◆ What the task requires:
Every line of the material is to be repeated exactly as it stands.

◆ Data section:
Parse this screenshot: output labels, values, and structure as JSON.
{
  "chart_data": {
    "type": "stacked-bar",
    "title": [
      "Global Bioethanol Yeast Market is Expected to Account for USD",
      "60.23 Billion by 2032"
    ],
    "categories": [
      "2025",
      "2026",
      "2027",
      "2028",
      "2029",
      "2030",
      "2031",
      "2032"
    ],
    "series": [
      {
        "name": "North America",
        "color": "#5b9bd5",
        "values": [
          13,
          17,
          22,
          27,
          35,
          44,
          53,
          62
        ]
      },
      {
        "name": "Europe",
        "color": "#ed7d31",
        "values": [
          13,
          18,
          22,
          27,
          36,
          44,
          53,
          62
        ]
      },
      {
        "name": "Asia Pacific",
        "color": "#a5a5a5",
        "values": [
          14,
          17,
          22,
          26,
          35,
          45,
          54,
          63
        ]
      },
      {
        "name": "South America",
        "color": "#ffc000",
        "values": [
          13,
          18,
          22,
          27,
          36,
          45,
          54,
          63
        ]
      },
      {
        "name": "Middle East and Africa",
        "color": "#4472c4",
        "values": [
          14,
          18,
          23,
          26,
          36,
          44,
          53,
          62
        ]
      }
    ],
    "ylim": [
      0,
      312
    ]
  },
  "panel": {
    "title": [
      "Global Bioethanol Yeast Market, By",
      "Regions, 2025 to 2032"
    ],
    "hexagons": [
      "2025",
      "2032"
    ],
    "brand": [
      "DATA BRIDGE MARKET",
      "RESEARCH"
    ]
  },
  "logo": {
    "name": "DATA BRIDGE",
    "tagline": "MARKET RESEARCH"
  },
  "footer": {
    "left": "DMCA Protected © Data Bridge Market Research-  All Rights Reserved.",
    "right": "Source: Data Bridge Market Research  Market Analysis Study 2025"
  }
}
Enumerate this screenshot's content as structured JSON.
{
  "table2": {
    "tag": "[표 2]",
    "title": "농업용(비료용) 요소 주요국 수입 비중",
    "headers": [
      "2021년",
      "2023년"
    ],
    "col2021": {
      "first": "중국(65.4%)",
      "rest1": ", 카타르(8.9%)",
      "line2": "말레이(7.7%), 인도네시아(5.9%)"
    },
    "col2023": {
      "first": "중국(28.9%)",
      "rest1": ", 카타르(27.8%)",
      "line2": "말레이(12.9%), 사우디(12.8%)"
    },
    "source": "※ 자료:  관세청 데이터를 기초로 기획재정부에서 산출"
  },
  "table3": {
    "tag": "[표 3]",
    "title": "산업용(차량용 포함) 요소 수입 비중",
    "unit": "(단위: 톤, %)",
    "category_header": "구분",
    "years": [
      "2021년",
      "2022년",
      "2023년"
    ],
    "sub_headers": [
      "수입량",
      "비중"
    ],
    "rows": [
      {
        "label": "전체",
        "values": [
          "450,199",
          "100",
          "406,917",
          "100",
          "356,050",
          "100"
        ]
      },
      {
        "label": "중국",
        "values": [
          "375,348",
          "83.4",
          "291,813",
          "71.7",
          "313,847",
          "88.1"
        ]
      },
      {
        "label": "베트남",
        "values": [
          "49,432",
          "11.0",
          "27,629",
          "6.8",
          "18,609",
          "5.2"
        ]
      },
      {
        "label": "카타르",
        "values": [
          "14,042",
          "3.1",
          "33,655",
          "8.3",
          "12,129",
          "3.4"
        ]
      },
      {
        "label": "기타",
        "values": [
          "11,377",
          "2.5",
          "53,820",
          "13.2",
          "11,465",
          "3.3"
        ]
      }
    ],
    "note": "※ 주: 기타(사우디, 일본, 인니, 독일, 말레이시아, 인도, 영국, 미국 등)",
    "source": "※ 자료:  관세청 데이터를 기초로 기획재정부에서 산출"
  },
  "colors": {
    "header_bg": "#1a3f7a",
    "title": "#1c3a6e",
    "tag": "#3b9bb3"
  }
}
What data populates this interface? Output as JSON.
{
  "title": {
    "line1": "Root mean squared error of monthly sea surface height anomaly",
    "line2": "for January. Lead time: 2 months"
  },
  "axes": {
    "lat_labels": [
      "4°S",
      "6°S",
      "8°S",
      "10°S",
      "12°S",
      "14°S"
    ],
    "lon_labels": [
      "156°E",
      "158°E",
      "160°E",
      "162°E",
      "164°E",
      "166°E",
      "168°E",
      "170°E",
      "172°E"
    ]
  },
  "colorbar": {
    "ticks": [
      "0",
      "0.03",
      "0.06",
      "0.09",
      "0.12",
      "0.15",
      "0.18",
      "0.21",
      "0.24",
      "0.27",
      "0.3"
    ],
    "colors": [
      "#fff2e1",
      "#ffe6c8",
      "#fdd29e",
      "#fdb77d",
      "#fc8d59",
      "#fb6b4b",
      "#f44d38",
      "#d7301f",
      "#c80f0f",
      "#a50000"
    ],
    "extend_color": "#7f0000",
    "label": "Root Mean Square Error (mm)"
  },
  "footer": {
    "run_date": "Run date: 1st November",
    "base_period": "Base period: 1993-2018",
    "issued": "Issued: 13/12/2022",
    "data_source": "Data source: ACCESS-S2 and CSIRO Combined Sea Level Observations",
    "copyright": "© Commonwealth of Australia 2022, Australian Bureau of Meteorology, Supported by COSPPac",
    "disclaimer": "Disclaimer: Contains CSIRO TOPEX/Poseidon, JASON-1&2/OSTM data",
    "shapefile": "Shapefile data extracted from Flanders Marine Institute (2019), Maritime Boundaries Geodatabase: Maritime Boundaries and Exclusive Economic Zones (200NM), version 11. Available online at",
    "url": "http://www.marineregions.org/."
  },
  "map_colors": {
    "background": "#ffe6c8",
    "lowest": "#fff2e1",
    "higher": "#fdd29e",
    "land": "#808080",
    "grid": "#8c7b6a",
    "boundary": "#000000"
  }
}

◆ In response:
Parse this screenshot: output labels, values, and structure as JSON.
{
  "chart_data": {
    "type": "stacked-bar",
    "title": [
      "Global Bioethanol Yeast Market is Expected to Account for USD",
      "60.23 Billion by 2032"
    ],
    "categories": [
      "2025",
      "2026",
      "2027",
      "2028",
      "2029",
      "2030",
      "2031",
      "2032"
    ],
    "series": [
      {
        "name": "North America",
        "color": "#5b9bd5",
        "values": [
          13,
          17,
          22,
          27,
          35,
          44,
          53,
          62
        ]
      },
      {
        "name": "Europe",
        "color": "#ed7d31",
        "values": [
          13,
          18,
          22,
          27,
          36,
          44,
          53,
          62
        ]
      },
      {
        "name": "Asia Pacific",
        "color": "#a5a5a5",
        "values": [
          14,
          17,
          22,
          26,
          35,
          45,
          54,
          63
        ]
      },
      {
        "name": "South America",
        "color": "#ffc000",
        "values": [
          13,
          18,
          22,
          27,
          36,
          45,
          54,
          63
        ]
      },
      {
        "name": "Middle East and Africa",
        "color": "#4472c4",
        "values": [
          14,
          18,
          23,
          26,
          36,
          44,
          53,
          62
        ]
      }
    ],
    "ylim": [
      0,
      312
    ]
  },
  "panel": {
    "title": [
      "Global Bioethanol Yeast Market, By",
      "Regions, 2025 to 2032"
    ],
    "hexagons": [
      "2025",
      "2032"
    ],
    "brand": [
      "DATA BRIDGE MARKET",
      "RESEARCH"
    ]
  },
  "logo": {
    "name": "DATA BRIDGE",
    "tagline": "MARKET RESEARCH"
  },
  "footer": {
    "left": "DMCA Protected © Data Bridge Market Research-  All Rights Reserved.",
    "right": "Source: Data Bridge Market Research  Market Analysis Study 2025"
  }
}
Enumerate this screenshot's content as structured JSON.
{
  "table2": {
    "tag": "[표 2]",
    "title": "농업용(비료용) 요소 주요국 수입 비중",
    "headers": [
      "2021년",
      "2023년"
    ],
    "col2021": {
      "first": "중국(65.4%)",
      "rest1": ", 카타르(8.9%)",
      "line2": "말레이(7.7%), 인도네시아(5.9%)"
    },
    "col2023": {
      "first": "중국(28.9%)",
      "rest1": ", 카타르(27.8%)",
      "line2": "말레이(12.9%), 사우디(12.8%)"
    },
    "source": "※ 자료:  관세청 데이터를 기초로 기획재정부에서 산출"
  },
  "table3": {
    "tag": "[표 3]",
    "title": "산업용(차량용 포함) 요소 수입 비중",
    "unit": "(단위: 톤, %)",
    "category_header": "구분",
    "years": [
      "2021년",
      "2022년",
      "2023년"
    ],
    "sub_headers": [
      "수입량",
      "비중"
    ],
    "rows": [
      {
        "label": "전체",
        "values": [
          "450,199",
          "100",
          "406,917",
          "100",
          "356,050",
          "100"
        ]
      },
      {
        "label": "중국",
        "values": [
          "375,348",
          "83.4",
          "291,813",
          "71.7",
          "313,847",
          "88.1"
        ]
      },
      {
        "label": "베트남",
        "values": [
          "49,432",
          "11.0",
          "27,629",
          "6.8",
          "18,609",
          "5.2"
        ]
      },
      {
        "label": "카타르",
        "values": [
          "14,042",
          "3.1",
          "33,655",
          "8.3",
          "12,129",
          "3.4"
        ]
      },
      {
        "label": "기타",
        "values": [
          "11,377",
          "2.5",
          "53,820",
          "13.2",
          "11,465",
          "3.3"
        ]
      }
    ],
    "note": "※ 주: 기타(사우디, 일본, 인니, 독일, 말레이시아, 인도, 영국, 미국 등)",
    "source": "※ 자료:  관세청 데이터를 기초로 기획재정부에서 산출"
  },
  "colors": {
    "header_bg": "#1a3f7a",
    "title": "#1c3a6e",
    "tag": "#3b9bb3"
  }
}
What data populates this interface? Output as JSON.
{
  "title": {
    "line1": "Root mean squared error of monthly sea surface height anomaly",
    "line2": "for January. Lead time: 2 months"
  },
  "axes": {
    "lat_labels": [
      "4°S",
      "6°S",
      "8°S",
      "10°S",
      "12°S",
      "14°S"
    ],
    "lon_labels": [
      "156°E",
      "158°E",
      "160°E",
      "162°E",
      "164°E",
      "166°E",
      "168°E",
      "170°E",
      "172°E"
    ]
  },
  "colorbar": {
    "ticks": [
      "0",
      "0.03",
      "0.06",
      "0.09",
      "0.12",
      "0.15",
      "0.18",
      "0.21",
      "0.24",
      "0.27",
      "0.3"
    ],
    "colors": [
      "#fff2e1",
      "#ffe6c8",
      "#fdd29e",
      "#fdb77d",
      "#fc8d59",
      "#fb6b4b",
      "#f44d38",
      "#d7301f",
      "#c80f0f",
      "#a50000"
    ],
    "extend_color": "#7f0000",
    "label": "Root Mean Square Error (mm)"
  },
  "footer": {
    "run_date": "Run date: 1st November",
    "base_period": "Base period: 1993-2018",
    "issued": "Issued: 13/12/2022",
    "data_source": "Data source: ACCESS-S2 and CSIRO Combined Sea Level Observations",
    "copyright": "© Commonwealth of Australia 2022, Australian Bureau of Meteorology, Supported by COSPPac",
    "disclaimer": "Disclaimer: Contains CSIRO TOPEX/Poseidon, JASON-1&2/OSTM data",
    "shapefile": "Shapefile data extracted from Flanders Marine Institute (2019), Maritime Boundaries Geodatabase: Maritime Boundaries and Exclusive Economic Zones (200NM), version 11. Available online at",
    "url": "http://www.marineregions.org/."
  },
  "map_colors": {
    "background": "#ffe6c8",
    "lowest": "#fff2e1",
    "higher": "#fdd29e",
    "land": "#808080",
    "grid": "#8c7b6a",
    "boundary": "#000000"
  }
}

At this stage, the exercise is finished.